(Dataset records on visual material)
= = =

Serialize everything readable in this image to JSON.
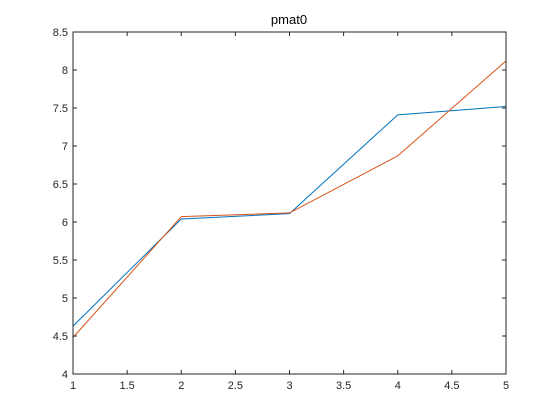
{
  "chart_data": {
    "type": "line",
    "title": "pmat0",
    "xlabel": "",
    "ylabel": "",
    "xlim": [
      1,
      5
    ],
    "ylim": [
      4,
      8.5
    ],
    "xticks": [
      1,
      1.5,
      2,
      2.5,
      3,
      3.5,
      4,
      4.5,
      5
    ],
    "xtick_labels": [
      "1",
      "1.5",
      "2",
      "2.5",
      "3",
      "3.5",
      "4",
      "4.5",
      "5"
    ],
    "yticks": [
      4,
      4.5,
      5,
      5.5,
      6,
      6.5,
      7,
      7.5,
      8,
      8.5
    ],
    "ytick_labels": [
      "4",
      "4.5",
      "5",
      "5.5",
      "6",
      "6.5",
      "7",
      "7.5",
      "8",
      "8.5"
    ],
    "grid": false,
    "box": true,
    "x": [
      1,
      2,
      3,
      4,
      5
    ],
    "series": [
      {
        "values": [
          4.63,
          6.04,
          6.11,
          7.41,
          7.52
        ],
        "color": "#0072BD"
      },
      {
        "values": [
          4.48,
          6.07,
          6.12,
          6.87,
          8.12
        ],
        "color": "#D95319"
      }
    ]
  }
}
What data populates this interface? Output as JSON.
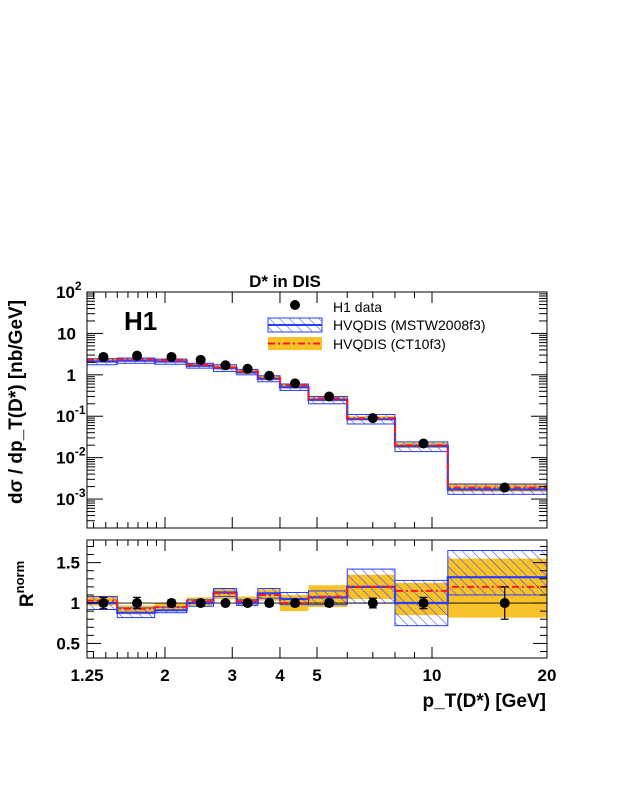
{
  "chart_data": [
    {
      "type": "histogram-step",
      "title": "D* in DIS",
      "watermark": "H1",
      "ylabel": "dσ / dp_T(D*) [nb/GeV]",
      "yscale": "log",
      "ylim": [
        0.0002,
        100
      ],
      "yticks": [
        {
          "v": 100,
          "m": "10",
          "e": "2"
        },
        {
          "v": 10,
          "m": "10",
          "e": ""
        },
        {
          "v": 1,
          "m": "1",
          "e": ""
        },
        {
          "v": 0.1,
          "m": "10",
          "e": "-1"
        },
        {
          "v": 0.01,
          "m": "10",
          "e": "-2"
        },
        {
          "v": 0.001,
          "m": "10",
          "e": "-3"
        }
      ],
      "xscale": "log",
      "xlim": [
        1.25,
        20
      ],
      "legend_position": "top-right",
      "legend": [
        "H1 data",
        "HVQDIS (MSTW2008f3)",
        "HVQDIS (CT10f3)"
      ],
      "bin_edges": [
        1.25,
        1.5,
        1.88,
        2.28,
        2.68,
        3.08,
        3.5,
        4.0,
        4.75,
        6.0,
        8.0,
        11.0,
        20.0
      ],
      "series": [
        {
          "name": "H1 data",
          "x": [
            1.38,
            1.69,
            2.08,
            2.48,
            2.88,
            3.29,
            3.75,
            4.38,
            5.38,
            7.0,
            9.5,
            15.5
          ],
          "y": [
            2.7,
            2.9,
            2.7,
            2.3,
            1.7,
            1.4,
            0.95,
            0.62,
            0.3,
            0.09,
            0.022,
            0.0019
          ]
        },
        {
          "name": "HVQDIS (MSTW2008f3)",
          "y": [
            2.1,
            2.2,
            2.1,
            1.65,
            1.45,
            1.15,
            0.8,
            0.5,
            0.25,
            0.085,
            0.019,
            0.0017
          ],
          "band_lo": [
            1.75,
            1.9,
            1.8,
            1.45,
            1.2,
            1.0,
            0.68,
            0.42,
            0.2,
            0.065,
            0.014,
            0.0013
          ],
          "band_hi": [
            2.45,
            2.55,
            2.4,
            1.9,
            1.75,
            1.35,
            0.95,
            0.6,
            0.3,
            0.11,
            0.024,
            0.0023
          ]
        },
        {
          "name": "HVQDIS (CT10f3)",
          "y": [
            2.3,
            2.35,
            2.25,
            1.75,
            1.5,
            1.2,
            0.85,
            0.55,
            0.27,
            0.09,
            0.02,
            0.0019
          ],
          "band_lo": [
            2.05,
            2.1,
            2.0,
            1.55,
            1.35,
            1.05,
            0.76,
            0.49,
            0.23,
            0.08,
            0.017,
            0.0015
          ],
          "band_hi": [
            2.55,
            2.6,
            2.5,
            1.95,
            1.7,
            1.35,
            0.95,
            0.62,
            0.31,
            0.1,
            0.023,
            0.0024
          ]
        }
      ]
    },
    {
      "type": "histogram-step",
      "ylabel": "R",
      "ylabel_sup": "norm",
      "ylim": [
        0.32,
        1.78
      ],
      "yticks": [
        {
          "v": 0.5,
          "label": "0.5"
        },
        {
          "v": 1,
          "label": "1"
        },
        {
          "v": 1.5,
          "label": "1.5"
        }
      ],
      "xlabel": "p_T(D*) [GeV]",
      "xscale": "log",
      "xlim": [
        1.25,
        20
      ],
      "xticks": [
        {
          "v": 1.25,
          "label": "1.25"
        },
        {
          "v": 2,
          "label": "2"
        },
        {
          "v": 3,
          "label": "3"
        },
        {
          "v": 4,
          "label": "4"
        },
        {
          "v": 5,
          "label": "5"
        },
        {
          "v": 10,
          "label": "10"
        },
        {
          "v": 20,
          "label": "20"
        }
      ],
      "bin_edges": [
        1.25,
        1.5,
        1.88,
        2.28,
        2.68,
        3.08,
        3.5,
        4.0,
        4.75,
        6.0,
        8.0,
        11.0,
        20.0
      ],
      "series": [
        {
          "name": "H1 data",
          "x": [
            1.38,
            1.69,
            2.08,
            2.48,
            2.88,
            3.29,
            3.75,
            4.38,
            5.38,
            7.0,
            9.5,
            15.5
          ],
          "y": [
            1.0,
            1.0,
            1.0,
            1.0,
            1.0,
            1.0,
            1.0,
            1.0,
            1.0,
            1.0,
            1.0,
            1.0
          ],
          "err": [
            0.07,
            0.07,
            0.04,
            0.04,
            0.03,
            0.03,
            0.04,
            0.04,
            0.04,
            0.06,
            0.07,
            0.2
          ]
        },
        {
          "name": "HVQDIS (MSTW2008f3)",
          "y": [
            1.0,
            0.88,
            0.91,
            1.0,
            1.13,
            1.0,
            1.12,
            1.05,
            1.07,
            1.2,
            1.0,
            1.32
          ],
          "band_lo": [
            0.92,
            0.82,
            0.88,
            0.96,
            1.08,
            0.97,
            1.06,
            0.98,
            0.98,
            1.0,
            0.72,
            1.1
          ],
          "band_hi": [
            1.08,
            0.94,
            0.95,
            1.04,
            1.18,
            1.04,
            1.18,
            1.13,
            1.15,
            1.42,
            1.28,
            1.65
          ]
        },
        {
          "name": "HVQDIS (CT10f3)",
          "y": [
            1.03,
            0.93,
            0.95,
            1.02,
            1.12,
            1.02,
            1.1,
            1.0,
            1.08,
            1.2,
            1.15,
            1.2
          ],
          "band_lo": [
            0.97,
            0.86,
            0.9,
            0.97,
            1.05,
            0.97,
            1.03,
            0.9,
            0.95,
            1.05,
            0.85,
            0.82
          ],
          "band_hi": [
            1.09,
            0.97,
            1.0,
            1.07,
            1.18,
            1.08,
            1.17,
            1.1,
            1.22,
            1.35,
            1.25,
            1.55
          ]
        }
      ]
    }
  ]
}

= = =

_Objective_.
Without including any pictures, print all of the material exactly as given.

_Exercise result_.
Serialize everything readable in this image to JSON.
{
  "chart_data": {
    "type": "line",
    "title": "pmat0",
    "xlabel": "",
    "ylabel": "",
    "xlim": [
      1,
      5
    ],
    "ylim": [
      4,
      8.5
    ],
    "xticks": [
      1,
      1.5,
      2,
      2.5,
      3,
      3.5,
      4,
      4.5,
      5
    ],
    "xtick_labels": [
      "1",
      "1.5",
      "2",
      "2.5",
      "3",
      "3.5",
      "4",
      "4.5",
      "5"
    ],
    "yticks": [
      4,
      4.5,
      5,
      5.5,
      6,
      6.5,
      7,
      7.5,
      8,
      8.5
    ],
    "ytick_labels": [
      "4",
      "4.5",
      "5",
      "5.5",
      "6",
      "6.5",
      "7",
      "7.5",
      "8",
      "8.5"
    ],
    "grid": false,
    "box": true,
    "x": [
      1,
      2,
      3,
      4,
      5
    ],
    "series": [
      {
        "values": [
          4.63,
          6.04,
          6.11,
          7.41,
          7.52
        ],
        "color": "#0072BD"
      },
      {
        "values": [
          4.48,
          6.07,
          6.12,
          6.87,
          8.12
        ],
        "color": "#D95319"
      }
    ]
  }
}
What data populates this interface? Output as JSON.
{
  "chart_data": [
    {
      "type": "histogram-step",
      "title": "D* in DIS",
      "watermark": "H1",
      "ylabel": "dσ / dp_T(D*) [nb/GeV]",
      "yscale": "log",
      "ylim": [
        0.0002,
        100
      ],
      "yticks": [
        {
          "v": 100,
          "m": "10",
          "e": "2"
        },
        {
          "v": 10,
          "m": "10",
          "e": ""
        },
        {
          "v": 1,
          "m": "1",
          "e": ""
        },
        {
          "v": 0.1,
          "m": "10",
          "e": "-1"
        },
        {
          "v": 0.01,
          "m": "10",
          "e": "-2"
        },
        {
          "v": 0.001,
          "m": "10",
          "e": "-3"
        }
      ],
      "xscale": "log",
      "xlim": [
        1.25,
        20
      ],
      "legend_position": "top-right",
      "legend": [
        "H1 data",
        "HVQDIS (MSTW2008f3)",
        "HVQDIS (CT10f3)"
      ],
      "bin_edges": [
        1.25,
        1.5,
        1.88,
        2.28,
        2.68,
        3.08,
        3.5,
        4.0,
        4.75,
        6.0,
        8.0,
        11.0,
        20.0
      ],
      "series": [
        {
          "name": "H1 data",
          "x": [
            1.38,
            1.69,
            2.08,
            2.48,
            2.88,
            3.29,
            3.75,
            4.38,
            5.38,
            7.0,
            9.5,
            15.5
          ],
          "y": [
            2.7,
            2.9,
            2.7,
            2.3,
            1.7,
            1.4,
            0.95,
            0.62,
            0.3,
            0.09,
            0.022,
            0.0019
          ]
        },
        {
          "name": "HVQDIS (MSTW2008f3)",
          "y": [
            2.1,
            2.2,
            2.1,
            1.65,
            1.45,
            1.15,
            0.8,
            0.5,
            0.25,
            0.085,
            0.019,
            0.0017
          ],
          "band_lo": [
            1.75,
            1.9,
            1.8,
            1.45,
            1.2,
            1.0,
            0.68,
            0.42,
            0.2,
            0.065,
            0.014,
            0.0013
          ],
          "band_hi": [
            2.45,
            2.55,
            2.4,
            1.9,
            1.75,
            1.35,
            0.95,
            0.6,
            0.3,
            0.11,
            0.024,
            0.0023
          ]
        },
        {
          "name": "HVQDIS (CT10f3)",
          "y": [
            2.3,
            2.35,
            2.25,
            1.75,
            1.5,
            1.2,
            0.85,
            0.55,
            0.27,
            0.09,
            0.02,
            0.0019
          ],
          "band_lo": [
            2.05,
            2.1,
            2.0,
            1.55,
            1.35,
            1.05,
            0.76,
            0.49,
            0.23,
            0.08,
            0.017,
            0.0015
          ],
          "band_hi": [
            2.55,
            2.6,
            2.5,
            1.95,
            1.7,
            1.35,
            0.95,
            0.62,
            0.31,
            0.1,
            0.023,
            0.0024
          ]
        }
      ]
    },
    {
      "type": "histogram-step",
      "ylabel": "R",
      "ylabel_sup": "norm",
      "ylim": [
        0.32,
        1.78
      ],
      "yticks": [
        {
          "v": 0.5,
          "label": "0.5"
        },
        {
          "v": 1,
          "label": "1"
        },
        {
          "v": 1.5,
          "label": "1.5"
        }
      ],
      "xlabel": "p_T(D*) [GeV]",
      "xscale": "log",
      "xlim": [
        1.25,
        20
      ],
      "xticks": [
        {
          "v": 1.25,
          "label": "1.25"
        },
        {
          "v": 2,
          "label": "2"
        },
        {
          "v": 3,
          "label": "3"
        },
        {
          "v": 4,
          "label": "4"
        },
        {
          "v": 5,
          "label": "5"
        },
        {
          "v": 10,
          "label": "10"
        },
        {
          "v": 20,
          "label": "20"
        }
      ],
      "bin_edges": [
        1.25,
        1.5,
        1.88,
        2.28,
        2.68,
        3.08,
        3.5,
        4.0,
        4.75,
        6.0,
        8.0,
        11.0,
        20.0
      ],
      "series": [
        {
          "name": "H1 data",
          "x": [
            1.38,
            1.69,
            2.08,
            2.48,
            2.88,
            3.29,
            3.75,
            4.38,
            5.38,
            7.0,
            9.5,
            15.5
          ],
          "y": [
            1.0,
            1.0,
            1.0,
            1.0,
            1.0,
            1.0,
            1.0,
            1.0,
            1.0,
            1.0,
            1.0,
            1.0
          ],
          "err": [
            0.07,
            0.07,
            0.04,
            0.04,
            0.03,
            0.03,
            0.04,
            0.04,
            0.04,
            0.06,
            0.07,
            0.2
          ]
        },
        {
          "name": "HVQDIS (MSTW2008f3)",
          "y": [
            1.0,
            0.88,
            0.91,
            1.0,
            1.13,
            1.0,
            1.12,
            1.05,
            1.07,
            1.2,
            1.0,
            1.32
          ],
          "band_lo": [
            0.92,
            0.82,
            0.88,
            0.96,
            1.08,
            0.97,
            1.06,
            0.98,
            0.98,
            1.0,
            0.72,
            1.1
          ],
          "band_hi": [
            1.08,
            0.94,
            0.95,
            1.04,
            1.18,
            1.04,
            1.18,
            1.13,
            1.15,
            1.42,
            1.28,
            1.65
          ]
        },
        {
          "name": "HVQDIS (CT10f3)",
          "y": [
            1.03,
            0.93,
            0.95,
            1.02,
            1.12,
            1.02,
            1.1,
            1.0,
            1.08,
            1.2,
            1.15,
            1.2
          ],
          "band_lo": [
            0.97,
            0.86,
            0.9,
            0.97,
            1.05,
            0.97,
            1.03,
            0.9,
            0.95,
            1.05,
            0.85,
            0.82
          ],
          "band_hi": [
            1.09,
            0.97,
            1.0,
            1.07,
            1.18,
            1.08,
            1.17,
            1.1,
            1.22,
            1.35,
            1.25,
            1.55
          ]
        }
      ]
    }
  ]
}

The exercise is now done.